§ **What is required**
Can you copy out the data exactly? Leave the images out.

§ **Supplied entries**
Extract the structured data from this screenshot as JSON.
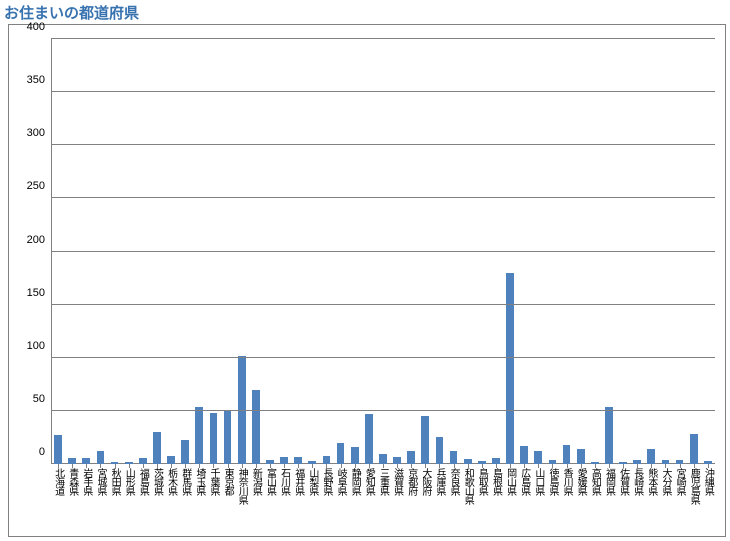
{
  "title": "お住まいの都道府県",
  "title_color": "#3873b0",
  "chart": {
    "type": "bar",
    "background_color": "#ffffff",
    "border_color": "#808080",
    "grid_color": "#808080",
    "bar_color": "#4f81bd",
    "label_color": "#000000",
    "label_fontsize": 10,
    "ytick_fontsize": 11,
    "ylim": [
      0,
      400
    ],
    "ytick_step": 50,
    "bar_width": 0.55,
    "categories": [
      "北海道",
      "青森県",
      "岩手県",
      "宮城県",
      "秋田県",
      "山形県",
      "福島県",
      "茨城県",
      "栃木県",
      "群馬県",
      "埼玉県",
      "千葉県",
      "東京都",
      "神奈川県",
      "新潟県",
      "富山県",
      "石川県",
      "福井県",
      "山梨県",
      "長野県",
      "岐阜県",
      "静岡県",
      "愛知県",
      "三重県",
      "滋賀県",
      "京都府",
      "大阪府",
      "兵庫県",
      "奈良県",
      "和歌山県",
      "鳥取県",
      "島根県",
      "岡山県",
      "広島県",
      "山口県",
      "徳島県",
      "香川県",
      "愛媛県",
      "高知県",
      "福岡県",
      "佐賀県",
      "長崎県",
      "熊本県",
      "大分県",
      "宮崎県",
      "鹿児島県",
      "沖縄県"
    ],
    "values": [
      27,
      6,
      6,
      12,
      2,
      2,
      6,
      30,
      8,
      23,
      54,
      48,
      50,
      102,
      70,
      4,
      7,
      7,
      3,
      8,
      20,
      16,
      47,
      9,
      7,
      12,
      45,
      25,
      12,
      5,
      3,
      6,
      180,
      17,
      12,
      4,
      18,
      14,
      2,
      54,
      2,
      4,
      14,
      4,
      4,
      28,
      3
    ]
  }
}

§ **Expected output**
Extract the structured data from this screenshot as JSON.
{
  "title": "お住まいの都道府県",
  "title_color": "#3873b0",
  "chart": {
    "type": "bar",
    "background_color": "#ffffff",
    "border_color": "#808080",
    "grid_color": "#808080",
    "bar_color": "#4f81bd",
    "label_color": "#000000",
    "label_fontsize": 10,
    "ytick_fontsize": 11,
    "ylim": [
      0,
      400
    ],
    "ytick_step": 50,
    "bar_width": 0.55,
    "categories": [
      "北海道",
      "青森県",
      "岩手県",
      "宮城県",
      "秋田県",
      "山形県",
      "福島県",
      "茨城県",
      "栃木県",
      "群馬県",
      "埼玉県",
      "千葉県",
      "東京都",
      "神奈川県",
      "新潟県",
      "富山県",
      "石川県",
      "福井県",
      "山梨県",
      "長野県",
      "岐阜県",
      "静岡県",
      "愛知県",
      "三重県",
      "滋賀県",
      "京都府",
      "大阪府",
      "兵庫県",
      "奈良県",
      "和歌山県",
      "鳥取県",
      "島根県",
      "岡山県",
      "広島県",
      "山口県",
      "徳島県",
      "香川県",
      "愛媛県",
      "高知県",
      "福岡県",
      "佐賀県",
      "長崎県",
      "熊本県",
      "大分県",
      "宮崎県",
      "鹿児島県",
      "沖縄県"
    ],
    "values": [
      27,
      6,
      6,
      12,
      2,
      2,
      6,
      30,
      8,
      23,
      54,
      48,
      50,
      102,
      70,
      4,
      7,
      7,
      3,
      8,
      20,
      16,
      47,
      9,
      7,
      12,
      45,
      25,
      12,
      5,
      3,
      6,
      180,
      17,
      12,
      4,
      18,
      14,
      2,
      54,
      2,
      4,
      14,
      4,
      4,
      28,
      3
    ]
  }
}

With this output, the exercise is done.